**Task to complete:** Every line of the data that contains the string "name" must be copied.

**Extracted material:**
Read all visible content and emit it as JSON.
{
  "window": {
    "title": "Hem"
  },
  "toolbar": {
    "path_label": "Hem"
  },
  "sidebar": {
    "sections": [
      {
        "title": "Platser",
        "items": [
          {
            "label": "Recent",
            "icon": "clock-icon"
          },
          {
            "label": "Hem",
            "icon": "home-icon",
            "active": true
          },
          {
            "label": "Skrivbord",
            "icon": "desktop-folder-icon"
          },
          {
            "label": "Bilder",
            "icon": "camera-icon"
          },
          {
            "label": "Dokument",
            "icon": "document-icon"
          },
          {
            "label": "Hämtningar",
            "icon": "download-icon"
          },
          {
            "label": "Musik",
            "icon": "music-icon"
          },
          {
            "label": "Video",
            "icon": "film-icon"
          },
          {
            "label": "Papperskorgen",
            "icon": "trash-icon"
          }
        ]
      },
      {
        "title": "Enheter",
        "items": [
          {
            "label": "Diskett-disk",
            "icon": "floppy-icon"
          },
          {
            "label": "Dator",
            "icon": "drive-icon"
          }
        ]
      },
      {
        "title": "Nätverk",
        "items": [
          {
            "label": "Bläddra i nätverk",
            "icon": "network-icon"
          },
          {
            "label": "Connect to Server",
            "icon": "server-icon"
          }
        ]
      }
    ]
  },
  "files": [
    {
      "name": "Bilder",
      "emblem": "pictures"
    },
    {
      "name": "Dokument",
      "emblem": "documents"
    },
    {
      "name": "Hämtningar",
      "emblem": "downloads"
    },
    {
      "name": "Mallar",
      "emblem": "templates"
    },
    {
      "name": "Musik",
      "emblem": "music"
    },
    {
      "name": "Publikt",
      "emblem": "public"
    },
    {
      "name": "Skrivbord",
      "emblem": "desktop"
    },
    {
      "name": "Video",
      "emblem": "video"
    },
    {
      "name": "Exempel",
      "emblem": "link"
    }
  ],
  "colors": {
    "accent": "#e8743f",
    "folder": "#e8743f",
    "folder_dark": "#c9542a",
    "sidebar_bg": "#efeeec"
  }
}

**Response to the task:**
      "name": "Bilder",
      "name": "Dokument",
      "name": "Hämtningar",
      "name": "Mallar",
      "name": "Musik",
      "name": "Publikt",
      "name": "Skrivbord",
      "name": "Video",
      "name": "Exempel",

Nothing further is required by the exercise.